··· RECORDED INFORMATION ···

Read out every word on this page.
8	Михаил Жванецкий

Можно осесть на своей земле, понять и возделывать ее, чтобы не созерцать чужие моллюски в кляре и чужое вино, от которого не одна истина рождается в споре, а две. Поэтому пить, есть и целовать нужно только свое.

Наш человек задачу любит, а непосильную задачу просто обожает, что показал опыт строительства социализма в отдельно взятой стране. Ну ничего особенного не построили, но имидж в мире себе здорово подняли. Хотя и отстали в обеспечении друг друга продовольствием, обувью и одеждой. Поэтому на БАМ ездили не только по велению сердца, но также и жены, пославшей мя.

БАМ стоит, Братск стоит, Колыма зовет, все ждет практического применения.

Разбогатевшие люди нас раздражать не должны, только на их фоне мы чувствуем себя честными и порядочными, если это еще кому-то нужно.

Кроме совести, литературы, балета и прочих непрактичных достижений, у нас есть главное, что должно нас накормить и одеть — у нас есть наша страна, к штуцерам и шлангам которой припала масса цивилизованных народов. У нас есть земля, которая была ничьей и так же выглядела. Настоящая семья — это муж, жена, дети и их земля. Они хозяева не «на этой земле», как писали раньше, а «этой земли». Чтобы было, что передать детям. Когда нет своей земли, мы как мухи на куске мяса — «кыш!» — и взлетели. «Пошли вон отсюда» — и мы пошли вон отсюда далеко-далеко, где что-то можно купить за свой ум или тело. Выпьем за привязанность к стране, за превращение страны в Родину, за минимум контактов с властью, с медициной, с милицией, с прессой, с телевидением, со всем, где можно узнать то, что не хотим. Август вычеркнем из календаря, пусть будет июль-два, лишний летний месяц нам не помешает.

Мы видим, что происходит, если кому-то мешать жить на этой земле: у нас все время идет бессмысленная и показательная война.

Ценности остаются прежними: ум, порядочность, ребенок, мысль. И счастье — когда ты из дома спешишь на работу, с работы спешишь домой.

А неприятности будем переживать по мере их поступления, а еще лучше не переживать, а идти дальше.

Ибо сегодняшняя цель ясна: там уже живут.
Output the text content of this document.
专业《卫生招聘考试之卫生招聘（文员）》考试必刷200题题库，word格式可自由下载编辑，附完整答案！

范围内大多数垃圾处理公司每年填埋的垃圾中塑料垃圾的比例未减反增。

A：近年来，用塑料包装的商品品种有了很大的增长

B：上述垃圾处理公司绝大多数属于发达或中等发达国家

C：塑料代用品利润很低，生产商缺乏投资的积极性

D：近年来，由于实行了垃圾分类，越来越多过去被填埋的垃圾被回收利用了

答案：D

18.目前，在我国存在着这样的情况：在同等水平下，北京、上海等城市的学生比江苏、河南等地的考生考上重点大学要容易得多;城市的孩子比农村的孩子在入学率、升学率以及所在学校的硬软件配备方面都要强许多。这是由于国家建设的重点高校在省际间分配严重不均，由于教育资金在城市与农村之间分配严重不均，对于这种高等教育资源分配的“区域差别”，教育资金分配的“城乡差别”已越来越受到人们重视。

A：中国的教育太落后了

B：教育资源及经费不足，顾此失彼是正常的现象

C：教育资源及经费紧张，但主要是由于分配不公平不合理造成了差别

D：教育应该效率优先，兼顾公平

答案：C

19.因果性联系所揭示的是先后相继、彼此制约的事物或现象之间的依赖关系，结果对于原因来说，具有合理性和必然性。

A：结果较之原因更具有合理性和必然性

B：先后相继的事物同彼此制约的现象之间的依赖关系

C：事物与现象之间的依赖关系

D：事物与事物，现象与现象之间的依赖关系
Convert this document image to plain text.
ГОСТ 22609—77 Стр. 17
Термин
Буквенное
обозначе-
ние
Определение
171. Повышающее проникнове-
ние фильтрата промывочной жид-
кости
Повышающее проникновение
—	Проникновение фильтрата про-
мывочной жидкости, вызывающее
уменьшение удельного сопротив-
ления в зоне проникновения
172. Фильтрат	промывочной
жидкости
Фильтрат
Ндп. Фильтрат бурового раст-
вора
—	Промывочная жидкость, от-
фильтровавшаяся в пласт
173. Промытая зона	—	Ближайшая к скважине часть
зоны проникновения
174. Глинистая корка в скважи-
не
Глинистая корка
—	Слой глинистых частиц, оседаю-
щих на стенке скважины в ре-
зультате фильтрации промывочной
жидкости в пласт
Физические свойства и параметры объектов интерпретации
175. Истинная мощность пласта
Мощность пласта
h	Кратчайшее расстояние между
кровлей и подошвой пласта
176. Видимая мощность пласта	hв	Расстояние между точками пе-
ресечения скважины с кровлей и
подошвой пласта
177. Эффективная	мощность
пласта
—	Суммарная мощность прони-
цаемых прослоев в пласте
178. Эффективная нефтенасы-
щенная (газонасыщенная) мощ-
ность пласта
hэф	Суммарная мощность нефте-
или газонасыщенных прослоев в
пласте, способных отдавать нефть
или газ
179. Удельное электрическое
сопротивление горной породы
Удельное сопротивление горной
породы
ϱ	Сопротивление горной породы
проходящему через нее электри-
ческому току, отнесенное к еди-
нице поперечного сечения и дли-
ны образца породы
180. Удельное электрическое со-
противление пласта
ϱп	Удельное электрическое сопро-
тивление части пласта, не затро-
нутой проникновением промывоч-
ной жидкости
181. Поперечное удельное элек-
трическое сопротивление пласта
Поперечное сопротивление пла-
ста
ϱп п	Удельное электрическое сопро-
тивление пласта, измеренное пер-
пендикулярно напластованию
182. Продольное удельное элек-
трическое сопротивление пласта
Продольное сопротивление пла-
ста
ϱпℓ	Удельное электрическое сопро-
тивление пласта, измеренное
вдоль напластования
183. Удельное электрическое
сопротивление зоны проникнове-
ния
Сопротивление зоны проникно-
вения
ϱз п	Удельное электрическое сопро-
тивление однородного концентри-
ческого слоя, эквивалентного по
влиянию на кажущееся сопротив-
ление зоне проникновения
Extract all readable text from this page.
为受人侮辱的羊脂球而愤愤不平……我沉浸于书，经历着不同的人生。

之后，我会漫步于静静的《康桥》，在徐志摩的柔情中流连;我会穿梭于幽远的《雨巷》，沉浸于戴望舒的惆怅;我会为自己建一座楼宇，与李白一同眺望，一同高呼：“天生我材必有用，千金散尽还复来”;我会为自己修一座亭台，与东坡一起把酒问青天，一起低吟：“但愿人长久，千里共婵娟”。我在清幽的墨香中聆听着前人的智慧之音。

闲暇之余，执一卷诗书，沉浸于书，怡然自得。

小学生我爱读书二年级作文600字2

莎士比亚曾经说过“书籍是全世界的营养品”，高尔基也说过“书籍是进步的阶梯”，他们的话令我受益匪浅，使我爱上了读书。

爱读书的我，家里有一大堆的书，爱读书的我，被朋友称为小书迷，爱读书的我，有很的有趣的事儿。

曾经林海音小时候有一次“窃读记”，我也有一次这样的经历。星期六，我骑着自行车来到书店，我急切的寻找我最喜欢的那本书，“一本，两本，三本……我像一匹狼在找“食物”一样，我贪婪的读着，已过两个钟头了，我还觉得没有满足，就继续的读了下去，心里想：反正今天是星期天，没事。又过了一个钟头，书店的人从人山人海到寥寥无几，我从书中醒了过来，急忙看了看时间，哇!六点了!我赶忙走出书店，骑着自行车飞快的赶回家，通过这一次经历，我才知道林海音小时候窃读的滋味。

···

**REQUIRED TASK**
Pull out and copy each line containing the string "жидкости".

**RESPONSE BELOW**
мывочной жидкости, вызывающее
жидкости
жидкости в пласт
ной жидкости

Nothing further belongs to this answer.